[Saved entries]
◆ ◆ ◆ ◆
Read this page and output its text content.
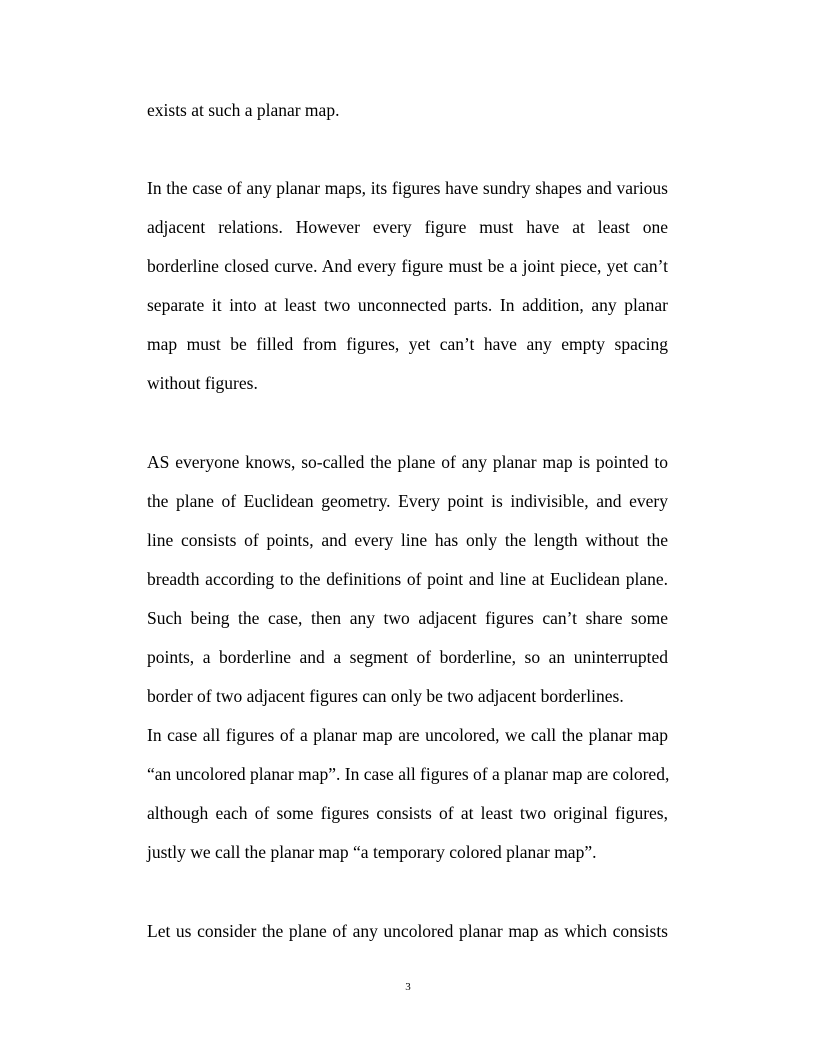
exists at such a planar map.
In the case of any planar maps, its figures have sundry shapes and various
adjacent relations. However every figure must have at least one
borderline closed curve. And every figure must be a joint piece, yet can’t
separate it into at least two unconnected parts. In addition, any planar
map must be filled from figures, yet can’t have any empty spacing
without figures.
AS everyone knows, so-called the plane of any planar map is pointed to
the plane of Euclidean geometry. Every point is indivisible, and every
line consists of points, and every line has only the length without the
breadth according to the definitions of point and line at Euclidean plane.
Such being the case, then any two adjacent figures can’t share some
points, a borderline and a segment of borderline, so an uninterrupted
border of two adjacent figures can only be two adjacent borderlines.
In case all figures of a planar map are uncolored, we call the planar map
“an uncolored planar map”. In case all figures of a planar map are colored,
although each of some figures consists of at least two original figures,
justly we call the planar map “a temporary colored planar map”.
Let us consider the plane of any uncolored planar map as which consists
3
◆ ◆ ◆ ◆
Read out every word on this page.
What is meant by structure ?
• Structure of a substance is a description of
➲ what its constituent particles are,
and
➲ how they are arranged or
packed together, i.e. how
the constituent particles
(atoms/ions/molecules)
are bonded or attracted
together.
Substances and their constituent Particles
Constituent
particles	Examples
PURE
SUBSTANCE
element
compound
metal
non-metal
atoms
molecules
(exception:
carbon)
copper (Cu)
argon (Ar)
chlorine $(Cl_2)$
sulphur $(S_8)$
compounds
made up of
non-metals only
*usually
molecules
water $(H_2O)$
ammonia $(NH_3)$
◆ ◆ ◆ ◆
> Required task:
Show the lines from the data above that contain the string "adjacent".

> Result for this task:
adjacent relations. However every figure must have at least one
Such being the case, then any two adjacent figures can’t share some
border of two adjacent figures can only be two adjacent borderlines.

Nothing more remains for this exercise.